■ WHAT YOU ARE ASKED TO DO:
Work out how many lines of the listing hold "смеси", then state only that count.

-*-

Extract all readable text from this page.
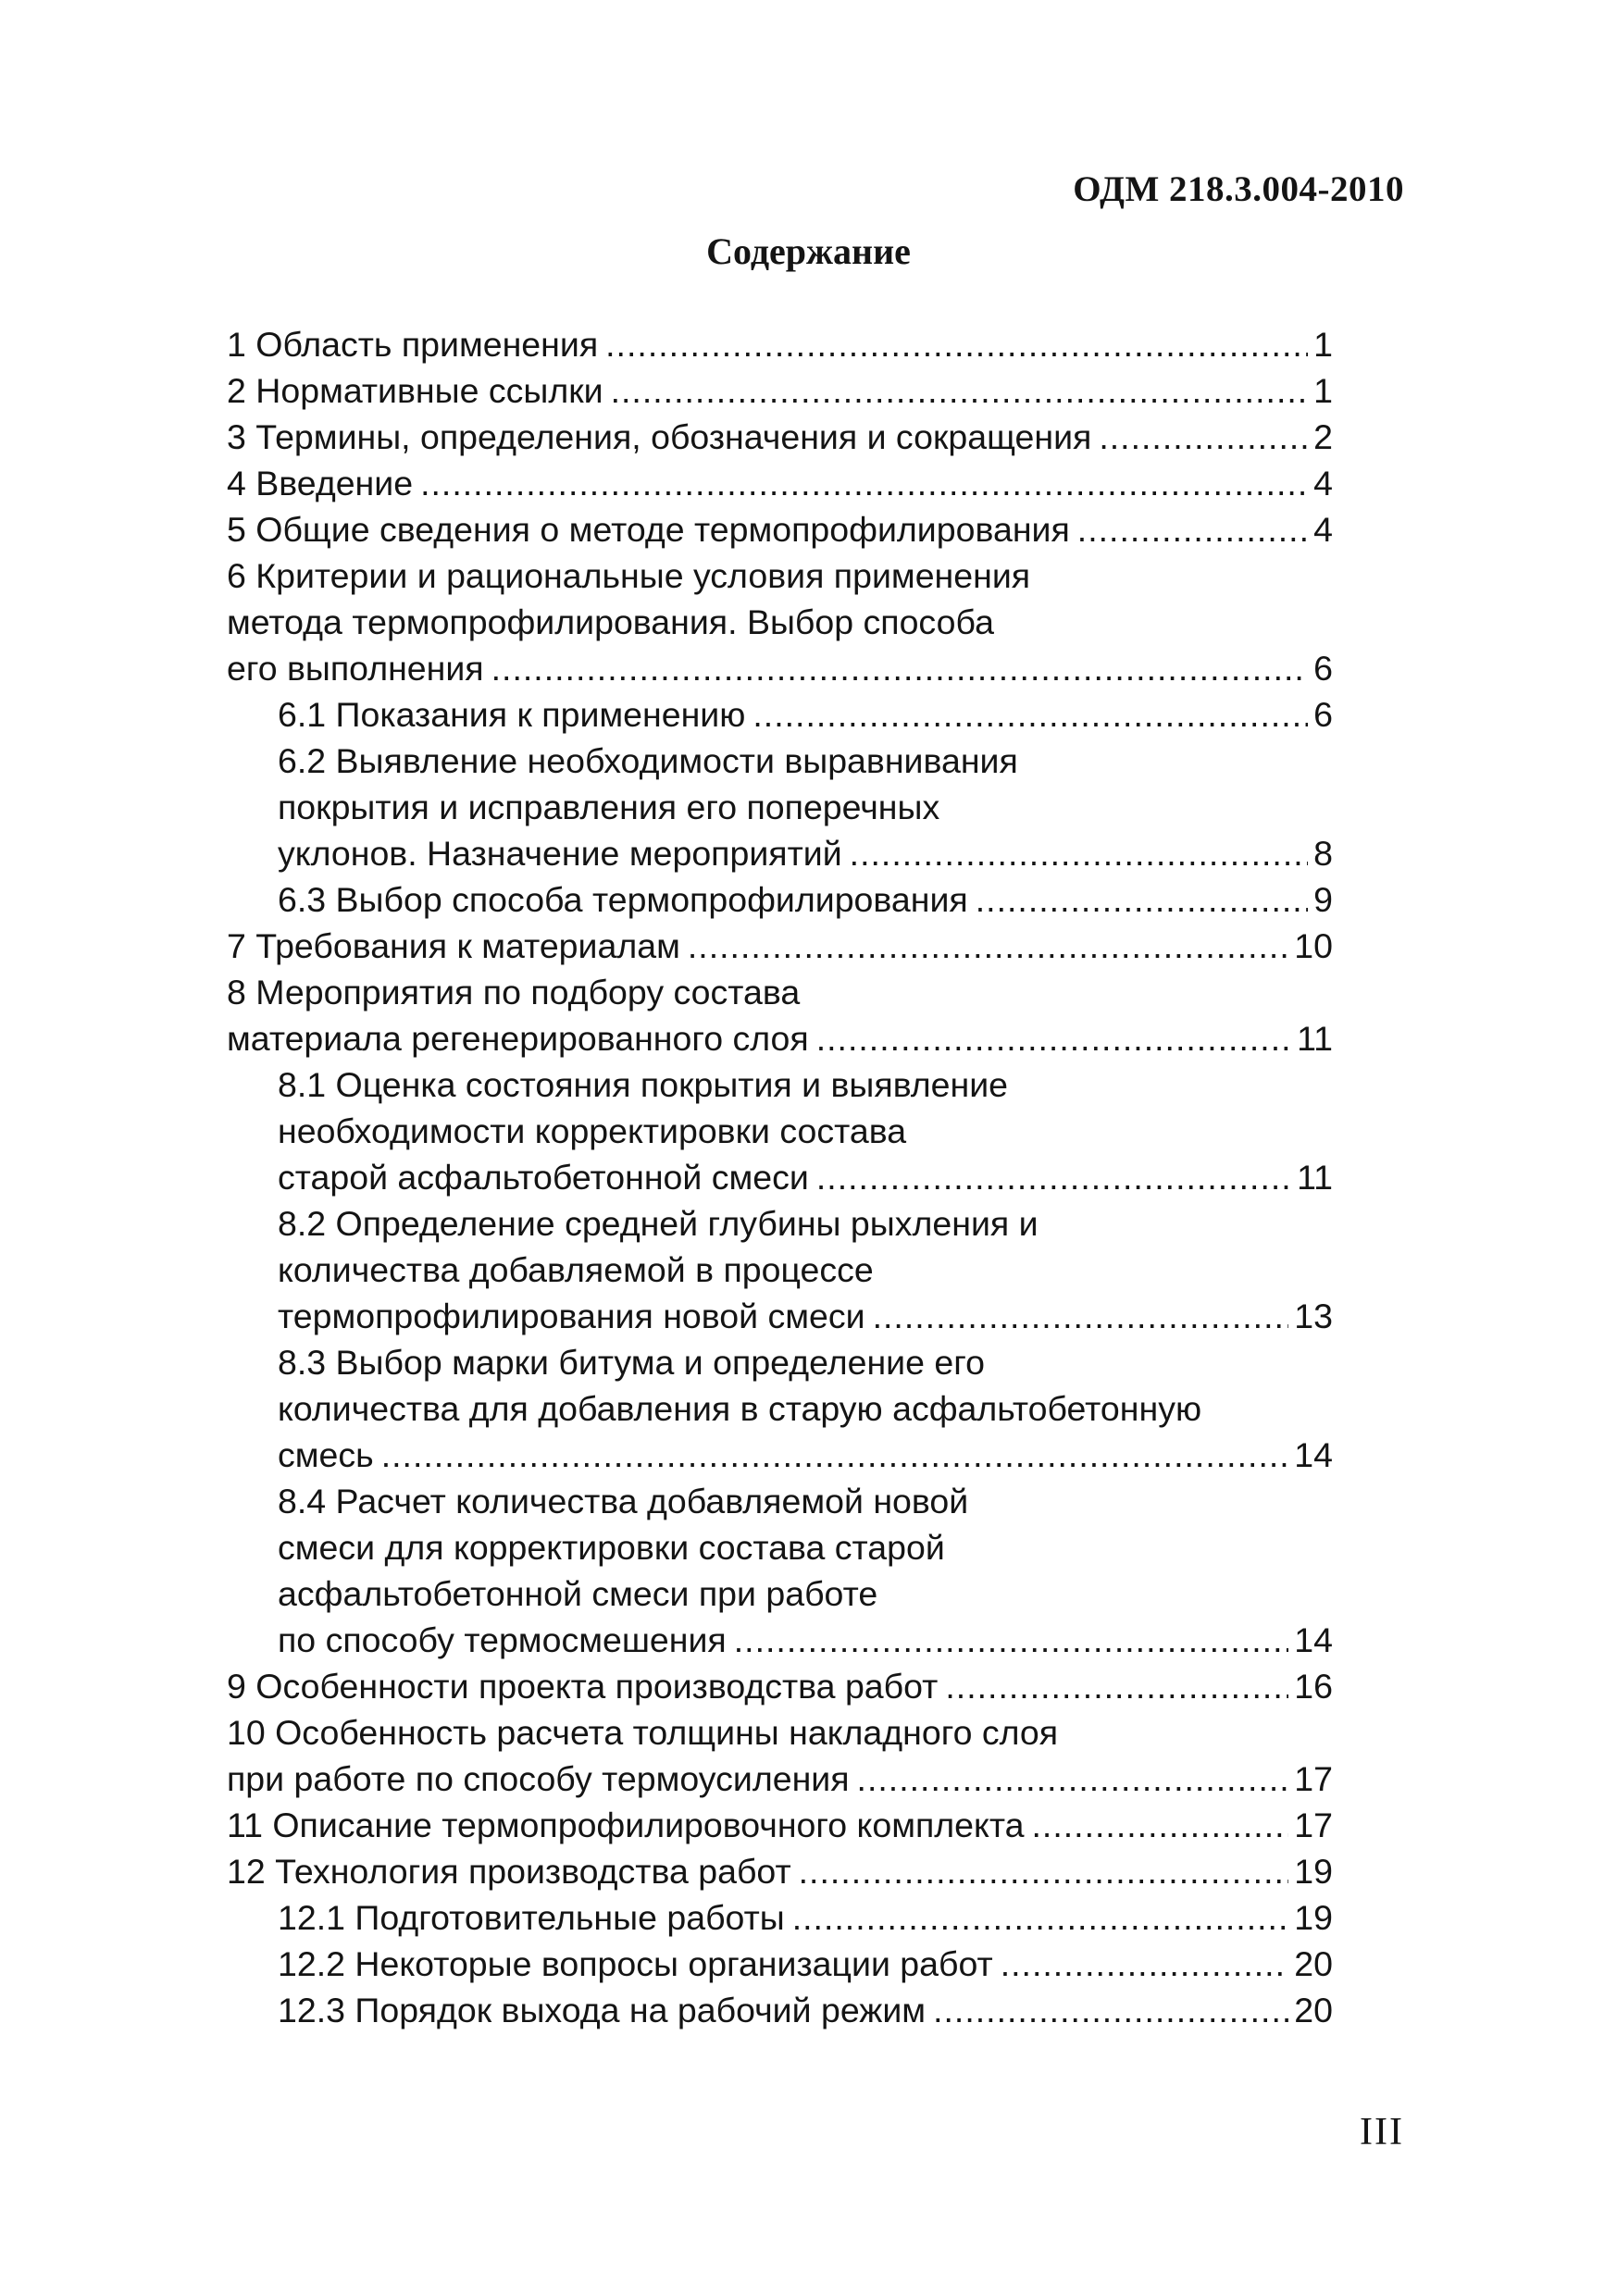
ОДМ 218.3.004-2010
Содержание
1 Область применения .....	1
2 Нормативные ссылки .....	1
3 Термины, определения, обозначения и сокращения .....	2
4 Введение .....	4
5 Общие сведения о методе термопрофилирования .....	4
6 Критерии и рациональные условия применения
метода термопрофилирования. Выбор способа
его выполнения .....	6
6.1 Показания к применению .....	6
6.2 Выявление необходимости выравнивания
покрытия и исправления его поперечных
уклонов. Назначение мероприятий .....	8
6.3 Выбор способа термопрофилирования .....	9
7 Требования к материалам .....	10
8 Мероприятия по подбору состава
материала регенерированного слоя .....	11
8.1 Оценка состояния покрытия и выявление
необходимости корректировки состава
старой асфальтобетонной смеси .....	11
8.2 Определение средней глубины рыхления и
количества добавляемой в процессе
термопрофилирования новой смеси .....	13
8.3 Выбор марки битума и определение его
количества для добавления в старую асфальтобетонную
смесь .....	14
8.4 Расчет количества добавляемой новой
смеси для корректировки состава старой
асфальтобетонной смеси при работе
по способу термосмешения .....	14
9 Особенности проекта производства работ .....	16
10 Особенность расчета толщины накладного слоя
при работе по способу термоусиления .....	17
11 Описание термопрофилировочного комплекта .....	17
12 Технология производства работ .....	19
12.1 Подготовительные работы .....	19
12.2 Некоторые вопросы организации работ .....	20
12.3 Порядок выхода на рабочий режим .....	20
III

-*-

■ FINAL RESULT:
4